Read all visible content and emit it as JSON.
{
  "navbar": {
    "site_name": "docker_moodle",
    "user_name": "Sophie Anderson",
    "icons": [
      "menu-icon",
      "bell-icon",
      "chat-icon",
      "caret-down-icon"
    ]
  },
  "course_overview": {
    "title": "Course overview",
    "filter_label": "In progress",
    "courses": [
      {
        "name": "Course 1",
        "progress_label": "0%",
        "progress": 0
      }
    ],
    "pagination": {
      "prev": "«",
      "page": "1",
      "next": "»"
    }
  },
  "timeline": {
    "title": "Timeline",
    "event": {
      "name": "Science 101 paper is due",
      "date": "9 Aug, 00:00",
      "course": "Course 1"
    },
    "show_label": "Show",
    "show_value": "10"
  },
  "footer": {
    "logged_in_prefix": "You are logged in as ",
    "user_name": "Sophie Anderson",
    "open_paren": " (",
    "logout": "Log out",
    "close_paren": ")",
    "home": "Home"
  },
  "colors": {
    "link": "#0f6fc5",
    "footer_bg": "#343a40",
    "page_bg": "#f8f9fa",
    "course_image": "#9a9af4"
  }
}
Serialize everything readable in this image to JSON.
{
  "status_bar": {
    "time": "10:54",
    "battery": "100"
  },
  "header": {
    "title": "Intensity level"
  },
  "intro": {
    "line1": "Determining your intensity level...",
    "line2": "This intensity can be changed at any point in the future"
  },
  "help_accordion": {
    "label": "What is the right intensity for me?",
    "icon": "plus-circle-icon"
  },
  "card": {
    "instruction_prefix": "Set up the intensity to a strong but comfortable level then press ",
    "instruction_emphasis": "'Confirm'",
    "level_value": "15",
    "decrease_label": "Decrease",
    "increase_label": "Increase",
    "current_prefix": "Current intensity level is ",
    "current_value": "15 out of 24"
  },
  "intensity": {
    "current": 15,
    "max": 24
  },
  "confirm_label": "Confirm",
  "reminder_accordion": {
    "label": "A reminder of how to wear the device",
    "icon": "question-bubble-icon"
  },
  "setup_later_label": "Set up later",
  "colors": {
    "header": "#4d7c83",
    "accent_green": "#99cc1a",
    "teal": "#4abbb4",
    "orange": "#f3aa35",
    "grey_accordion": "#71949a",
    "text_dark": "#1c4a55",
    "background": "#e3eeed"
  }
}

★ ★ ★ ★ ★ ★ ★

PROBLEM TO WORK ON
Repeat each entry word for word.

COMPLETED EXERCISE
Read all visible content and emit it as JSON.
{
  "navbar": {
    "site_name": "docker_moodle",
    "user_name": "Sophie Anderson",
    "icons": [
      "menu-icon",
      "bell-icon",
      "chat-icon",
      "caret-down-icon"
    ]
  },
  "course_overview": {
    "title": "Course overview",
    "filter_label": "In progress",
    "courses": [
      {
        "name": "Course 1",
        "progress_label": "0%",
        "progress": 0
      }
    ],
    "pagination": {
      "prev": "«",
      "page": "1",
      "next": "»"
    }
  },
  "timeline": {
    "title": "Timeline",
    "event": {
      "name": "Science 101 paper is due",
      "date": "9 Aug, 00:00",
      "course": "Course 1"
    },
    "show_label": "Show",
    "show_value": "10"
  },
  "footer": {
    "logged_in_prefix": "You are logged in as ",
    "user_name": "Sophie Anderson",
    "open_paren": " (",
    "logout": "Log out",
    "close_paren": ")",
    "home": "Home"
  },
  "colors": {
    "link": "#0f6fc5",
    "footer_bg": "#343a40",
    "page_bg": "#f8f9fa",
    "course_image": "#9a9af4"
  }
}
Serialize everything readable in this image to JSON.
{
  "status_bar": {
    "time": "10:54",
    "battery": "100"
  },
  "header": {
    "title": "Intensity level"
  },
  "intro": {
    "line1": "Determining your intensity level...",
    "line2": "This intensity can be changed at any point in the future"
  },
  "help_accordion": {
    "label": "What is the right intensity for me?",
    "icon": "plus-circle-icon"
  },
  "card": {
    "instruction_prefix": "Set up the intensity to a strong but comfortable level then press ",
    "instruction_emphasis": "'Confirm'",
    "level_value": "15",
    "decrease_label": "Decrease",
    "increase_label": "Increase",
    "current_prefix": "Current intensity level is ",
    "current_value": "15 out of 24"
  },
  "intensity": {
    "current": 15,
    "max": 24
  },
  "confirm_label": "Confirm",
  "reminder_accordion": {
    "label": "A reminder of how to wear the device",
    "icon": "question-bubble-icon"
  },
  "setup_later_label": "Set up later",
  "colors": {
    "header": "#4d7c83",
    "accent_green": "#99cc1a",
    "teal": "#4abbb4",
    "orange": "#f3aa35",
    "grey_accordion": "#71949a",
    "text_dark": "#1c4a55",
    "background": "#e3eeed"
  }
}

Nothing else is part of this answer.